[BEGIN DATA FOR THIS EXERCISE]

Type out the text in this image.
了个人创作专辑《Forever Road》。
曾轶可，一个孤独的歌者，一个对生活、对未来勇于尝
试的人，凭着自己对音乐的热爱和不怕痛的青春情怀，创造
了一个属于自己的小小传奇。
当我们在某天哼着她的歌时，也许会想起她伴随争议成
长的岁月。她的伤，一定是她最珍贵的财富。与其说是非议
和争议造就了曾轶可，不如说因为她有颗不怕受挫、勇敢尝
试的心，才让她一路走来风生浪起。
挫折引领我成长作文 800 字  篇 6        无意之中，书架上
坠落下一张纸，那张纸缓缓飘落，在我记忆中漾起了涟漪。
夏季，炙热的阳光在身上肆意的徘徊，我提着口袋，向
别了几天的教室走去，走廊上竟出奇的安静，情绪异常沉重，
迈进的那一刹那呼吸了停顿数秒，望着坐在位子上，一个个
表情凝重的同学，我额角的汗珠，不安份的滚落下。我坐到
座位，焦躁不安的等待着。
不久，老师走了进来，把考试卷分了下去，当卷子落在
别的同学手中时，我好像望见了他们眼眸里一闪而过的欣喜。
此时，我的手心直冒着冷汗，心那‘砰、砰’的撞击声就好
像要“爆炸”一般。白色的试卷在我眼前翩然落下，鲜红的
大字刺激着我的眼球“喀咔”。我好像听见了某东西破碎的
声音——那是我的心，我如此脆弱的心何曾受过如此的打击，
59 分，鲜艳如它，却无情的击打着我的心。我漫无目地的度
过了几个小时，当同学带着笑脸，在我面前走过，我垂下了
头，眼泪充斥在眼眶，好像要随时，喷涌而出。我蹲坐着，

[END DATA FOR THIS EXERCISE]

Go through the listing above and restate it word for word.

* _ANSWER TO THIS PROBLEM_
Type out the text in this image.
了个人创作专辑《Forever Road》。
曾轶可，一个孤独的歌者，一个对生活、对未来勇于尝
试的人，凭着自己对音乐的热爱和不怕痛的青春情怀，创造
了一个属于自己的小小传奇。
当我们在某天哼着她的歌时，也许会想起她伴随争议成
长的岁月。她的伤，一定是她最珍贵的财富。与其说是非议
和争议造就了曾轶可，不如说因为她有颗不怕受挫、勇敢尝
试的心，才让她一路走来风生浪起。
挫折引领我成长作文 800 字  篇 6        无意之中，书架上
坠落下一张纸，那张纸缓缓飘落，在我记忆中漾起了涟漪。
夏季，炙热的阳光在身上肆意的徘徊，我提着口袋，向
别了几天的教室走去，走廊上竟出奇的安静，情绪异常沉重，
迈进的那一刹那呼吸了停顿数秒，望着坐在位子上，一个个
表情凝重的同学，我额角的汗珠，不安份的滚落下。我坐到
座位，焦躁不安的等待着。
不久，老师走了进来，把考试卷分了下去，当卷子落在
别的同学手中时，我好像望见了他们眼眸里一闪而过的欣喜。
此时，我的手心直冒着冷汗，心那‘砰、砰’的撞击声就好
像要“爆炸”一般。白色的试卷在我眼前翩然落下，鲜红的
大字刺激着我的眼球“喀咔”。我好像听见了某东西破碎的
声音——那是我的心，我如此脆弱的心何曾受过如此的打击，
59 分，鲜艳如它，却无情的击打着我的心。我漫无目地的度
过了几个小时，当同学带着笑脸，在我面前走过，我垂下了
头，眼泪充斥在眼眶，好像要随时，喷涌而出。我蹲坐着，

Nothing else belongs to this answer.